• [Task instructions]:
Print, exactly and completely, every entry in the data.

• [Record set]:
════════

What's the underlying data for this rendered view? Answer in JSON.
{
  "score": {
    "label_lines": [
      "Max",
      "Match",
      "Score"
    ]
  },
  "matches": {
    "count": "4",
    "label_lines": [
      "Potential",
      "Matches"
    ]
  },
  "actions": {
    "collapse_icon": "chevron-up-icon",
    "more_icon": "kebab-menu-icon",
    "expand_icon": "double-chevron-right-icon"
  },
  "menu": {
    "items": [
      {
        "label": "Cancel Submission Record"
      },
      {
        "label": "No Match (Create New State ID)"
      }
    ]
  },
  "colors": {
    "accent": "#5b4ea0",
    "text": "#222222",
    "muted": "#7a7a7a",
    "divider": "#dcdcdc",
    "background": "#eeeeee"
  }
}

════════

• [Answer to this task]:
What's the underlying data for this rendered view? Answer in JSON.
{
  "score": {
    "label_lines": [
      "Max",
      "Match",
      "Score"
    ]
  },
  "matches": {
    "count": "4",
    "label_lines": [
      "Potential",
      "Matches"
    ]
  },
  "actions": {
    "collapse_icon": "chevron-up-icon",
    "more_icon": "kebab-menu-icon",
    "expand_icon": "double-chevron-right-icon"
  },
  "menu": {
    "items": [
      {
        "label": "Cancel Submission Record"
      },
      {
        "label": "No Match (Create New State ID)"
      }
    ]
  },
  "colors": {
    "accent": "#5b4ea0",
    "text": "#222222",
    "muted": "#7a7a7a",
    "divider": "#dcdcdc",
    "background": "#eeeeee"
  }
}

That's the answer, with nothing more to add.